- BRIEF
Type out all the records word for word. Any pictures are to be left out.
___ INPUT FOR THIS TASK ___
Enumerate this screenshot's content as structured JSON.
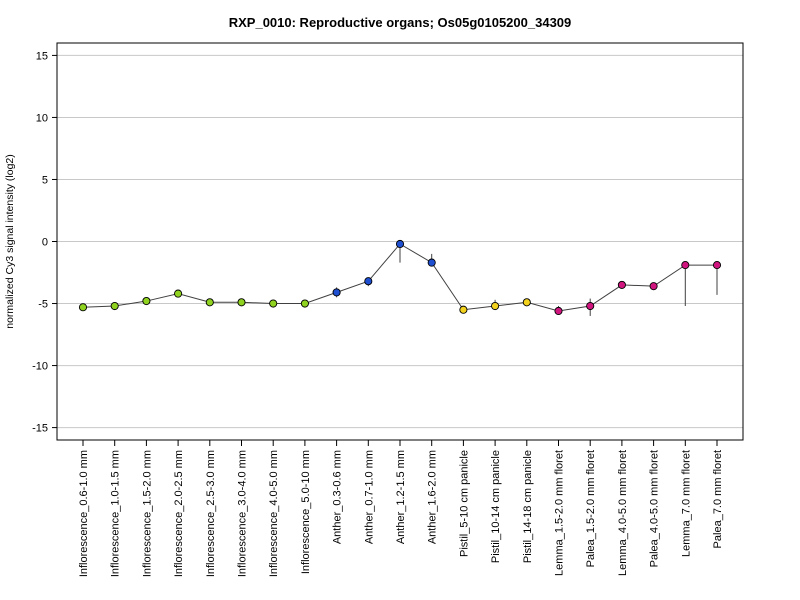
{
  "chart_data": {
    "type": "line",
    "title": "RXP_0010: Reproductive organs; Os05g0105200_34309",
    "ylabel": "normalized Cy3 signal intensity (log2)",
    "xlabel": "",
    "ylim": [
      -16,
      16
    ],
    "yticks": [
      15,
      10,
      5,
      0,
      -5,
      -10,
      -15
    ],
    "ytick_labels": [
      "15",
      "10",
      "5",
      "0",
      "-5",
      "-10",
      "-15"
    ],
    "grid": true,
    "categories": [
      "Inflorescence_0.6-1.0 mm",
      "Inflorescence_1.0-1.5 mm",
      "Inflorescence_1.5-2.0 mm",
      "Inflorescence_2.0-2.5 mm",
      "Inflorescence_2.5-3.0 mm",
      "Inflorescence_3.0-4.0 mm",
      "Inflorescence_4.0-5.0 mm",
      "Inflorescence_5.0-10 mm",
      "Anther_0.3-0.6 mm",
      "Anther_0.7-1.0 mm",
      "Anther_1.2-1.5 mm",
      "Anther_1.6-2.0 mm",
      "Pistil_5-10 cm panicle",
      "Pistil_10-14 cm panicle",
      "Pistil_14-18 cm panicle",
      "Lemma_1.5-2.0 mm floret",
      "Palea_1.5-2.0 mm floret",
      "Lemma_4.0-5.0 mm floret",
      "Palea_4.0-5.0 mm floret",
      "Lemma_7.0 mm floret",
      "Palea_7.0 mm floret"
    ],
    "series": [
      {
        "values": [
          -5.3,
          -5.2,
          -4.8,
          -4.2,
          -4.9,
          -4.9,
          -5.0,
          -5.0,
          -4.1,
          -3.2,
          -0.2,
          -1.7,
          -5.5,
          -5.2,
          -4.9,
          -5.6,
          -5.2,
          -3.5,
          -3.6,
          -1.9,
          -1.9
        ],
        "error_low": [
          -5.3,
          -5.2,
          -4.8,
          -4.2,
          -4.9,
          -4.9,
          -5.0,
          -5.0,
          -4.5,
          -3.6,
          -1.7,
          -1.9,
          -5.6,
          -5.5,
          -5.1,
          -5.8,
          -6.0,
          -3.6,
          -3.7,
          -5.2,
          -4.3
        ],
        "error_high": [
          -5.2,
          -5.1,
          -4.7,
          -4.1,
          -4.8,
          -4.8,
          -4.9,
          -4.9,
          -3.7,
          -2.9,
          -0.2,
          -1.0,
          -5.2,
          -4.7,
          -4.7,
          -5.2,
          -4.6,
          -3.4,
          -3.5,
          -1.8,
          -1.8
        ],
        "colors": [
          "#8fd21f",
          "#8fd21f",
          "#8fd21f",
          "#8fd21f",
          "#8fd21f",
          "#8fd21f",
          "#8fd21f",
          "#8fd21f",
          "#1f4fd1",
          "#1f4fd1",
          "#1f4fd1",
          "#1f4fd1",
          "#f2d21d",
          "#f2d21d",
          "#f2d21d",
          "#d0157f",
          "#d0157f",
          "#d0157f",
          "#d0157f",
          "#d0157f",
          "#d0157f"
        ]
      }
    ]
  }
}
___
- FULL ANSWER
Enumerate this screenshot's content as structured JSON.
{
  "chart_data": {
    "type": "line",
    "title": "RXP_0010: Reproductive organs; Os05g0105200_34309",
    "ylabel": "normalized Cy3 signal intensity (log2)",
    "xlabel": "",
    "ylim": [
      -16,
      16
    ],
    "yticks": [
      15,
      10,
      5,
      0,
      -5,
      -10,
      -15
    ],
    "ytick_labels": [
      "15",
      "10",
      "5",
      "0",
      "-5",
      "-10",
      "-15"
    ],
    "grid": true,
    "categories": [
      "Inflorescence_0.6-1.0 mm",
      "Inflorescence_1.0-1.5 mm",
      "Inflorescence_1.5-2.0 mm",
      "Inflorescence_2.0-2.5 mm",
      "Inflorescence_2.5-3.0 mm",
      "Inflorescence_3.0-4.0 mm",
      "Inflorescence_4.0-5.0 mm",
      "Inflorescence_5.0-10 mm",
      "Anther_0.3-0.6 mm",
      "Anther_0.7-1.0 mm",
      "Anther_1.2-1.5 mm",
      "Anther_1.6-2.0 mm",
      "Pistil_5-10 cm panicle",
      "Pistil_10-14 cm panicle",
      "Pistil_14-18 cm panicle",
      "Lemma_1.5-2.0 mm floret",
      "Palea_1.5-2.0 mm floret",
      "Lemma_4.0-5.0 mm floret",
      "Palea_4.0-5.0 mm floret",
      "Lemma_7.0 mm floret",
      "Palea_7.0 mm floret"
    ],
    "series": [
      {
        "values": [
          -5.3,
          -5.2,
          -4.8,
          -4.2,
          -4.9,
          -4.9,
          -5.0,
          -5.0,
          -4.1,
          -3.2,
          -0.2,
          -1.7,
          -5.5,
          -5.2,
          -4.9,
          -5.6,
          -5.2,
          -3.5,
          -3.6,
          -1.9,
          -1.9
        ],
        "error_low": [
          -5.3,
          -5.2,
          -4.8,
          -4.2,
          -4.9,
          -4.9,
          -5.0,
          -5.0,
          -4.5,
          -3.6,
          -1.7,
          -1.9,
          -5.6,
          -5.5,
          -5.1,
          -5.8,
          -6.0,
          -3.6,
          -3.7,
          -5.2,
          -4.3
        ],
        "error_high": [
          -5.2,
          -5.1,
          -4.7,
          -4.1,
          -4.8,
          -4.8,
          -4.9,
          -4.9,
          -3.7,
          -2.9,
          -0.2,
          -1.0,
          -5.2,
          -4.7,
          -4.7,
          -5.2,
          -4.6,
          -3.4,
          -3.5,
          -1.8,
          -1.8
        ],
        "colors": [
          "#8fd21f",
          "#8fd21f",
          "#8fd21f",
          "#8fd21f",
          "#8fd21f",
          "#8fd21f",
          "#8fd21f",
          "#8fd21f",
          "#1f4fd1",
          "#1f4fd1",
          "#1f4fd1",
          "#1f4fd1",
          "#f2d21d",
          "#f2d21d",
          "#f2d21d",
          "#d0157f",
          "#d0157f",
          "#d0157f",
          "#d0157f",
          "#d0157f",
          "#d0157f"
        ]
      }
    ]
  }
}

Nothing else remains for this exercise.